EXERCISE INPUT
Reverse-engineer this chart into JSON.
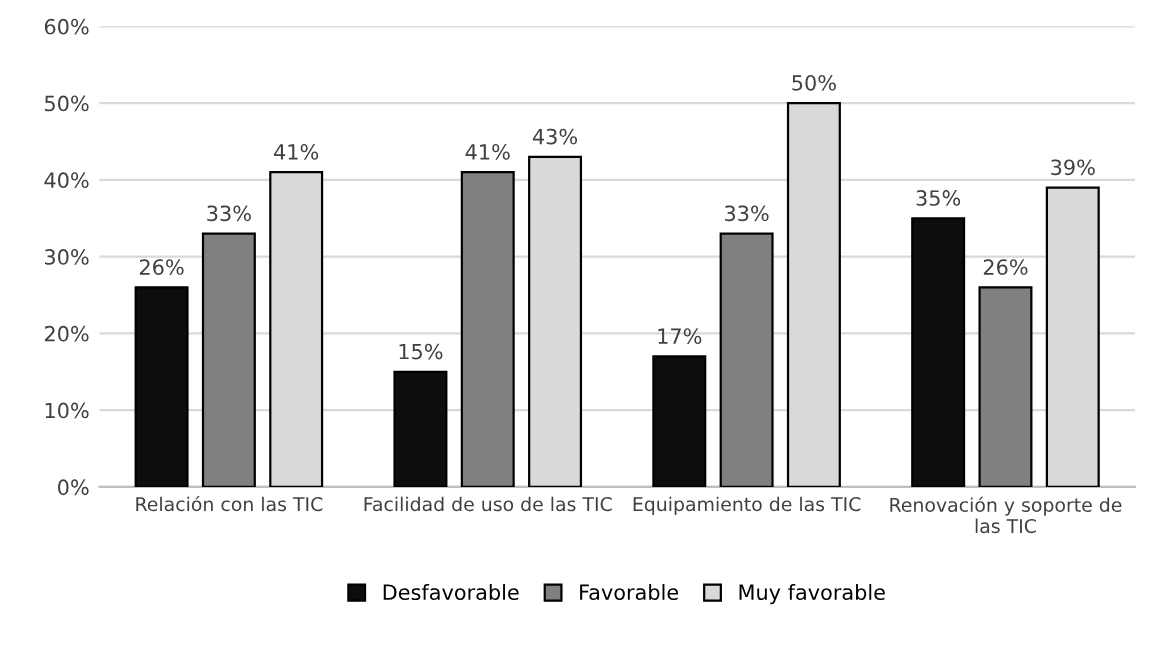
{
  "chart_data": {
    "type": "bar",
    "categories": [
      "Relación con las TIC",
      "Facilidad de uso de las TIC",
      "Equipamiento de las TIC",
      "Renovación y soporte de\nlas TIC"
    ],
    "series": [
      {
        "name": "Desfavorable",
        "color": "#0d0d0d",
        "values": [
          26,
          15,
          17,
          35
        ],
        "value_labels": [
          "26%",
          "15%",
          "17%",
          "35%"
        ]
      },
      {
        "name": "Favorable",
        "color": "#808080",
        "values": [
          33,
          41,
          33,
          26
        ],
        "value_labels": [
          "33%",
          "41%",
          "33%",
          "26%"
        ]
      },
      {
        "name": "Muy favorable",
        "color": "#d9d9d9",
        "values": [
          41,
          43,
          50,
          39
        ],
        "value_labels": [
          "41%",
          "43%",
          "50%",
          "39%"
        ]
      }
    ],
    "ylim": [
      0,
      60
    ],
    "yticks": [
      {
        "value": 0,
        "label": "0%"
      },
      {
        "value": 10,
        "label": "10%"
      },
      {
        "value": 20,
        "label": "20%"
      },
      {
        "value": 30,
        "label": "30%"
      },
      {
        "value": 40,
        "label": "40%"
      },
      {
        "value": 50,
        "label": "50%"
      },
      {
        "value": 60,
        "label": "60%"
      }
    ],
    "grid": "y",
    "legend": "bottom"
  }
}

TASK INSTRUCTIONS
Pictures are excluded; copy every other part of the records exactly.

TASK ANSWER
Reverse-engineer this chart into JSON.
{
  "chart_data": {
    "type": "bar",
    "categories": [
      "Relación con las TIC",
      "Facilidad de uso de las TIC",
      "Equipamiento de las TIC",
      "Renovación y soporte de\nlas TIC"
    ],
    "series": [
      {
        "name": "Desfavorable",
        "color": "#0d0d0d",
        "values": [
          26,
          15,
          17,
          35
        ],
        "value_labels": [
          "26%",
          "15%",
          "17%",
          "35%"
        ]
      },
      {
        "name": "Favorable",
        "color": "#808080",
        "values": [
          33,
          41,
          33,
          26
        ],
        "value_labels": [
          "33%",
          "41%",
          "33%",
          "26%"
        ]
      },
      {
        "name": "Muy favorable",
        "color": "#d9d9d9",
        "values": [
          41,
          43,
          50,
          39
        ],
        "value_labels": [
          "41%",
          "43%",
          "50%",
          "39%"
        ]
      }
    ],
    "ylim": [
      0,
      60
    ],
    "yticks": [
      {
        "value": 0,
        "label": "0%"
      },
      {
        "value": 10,
        "label": "10%"
      },
      {
        "value": 20,
        "label": "20%"
      },
      {
        "value": 30,
        "label": "30%"
      },
      {
        "value": 40,
        "label": "40%"
      },
      {
        "value": 50,
        "label": "50%"
      },
      {
        "value": 60,
        "label": "60%"
      }
    ],
    "grid": "y",
    "legend": "bottom"
  }
}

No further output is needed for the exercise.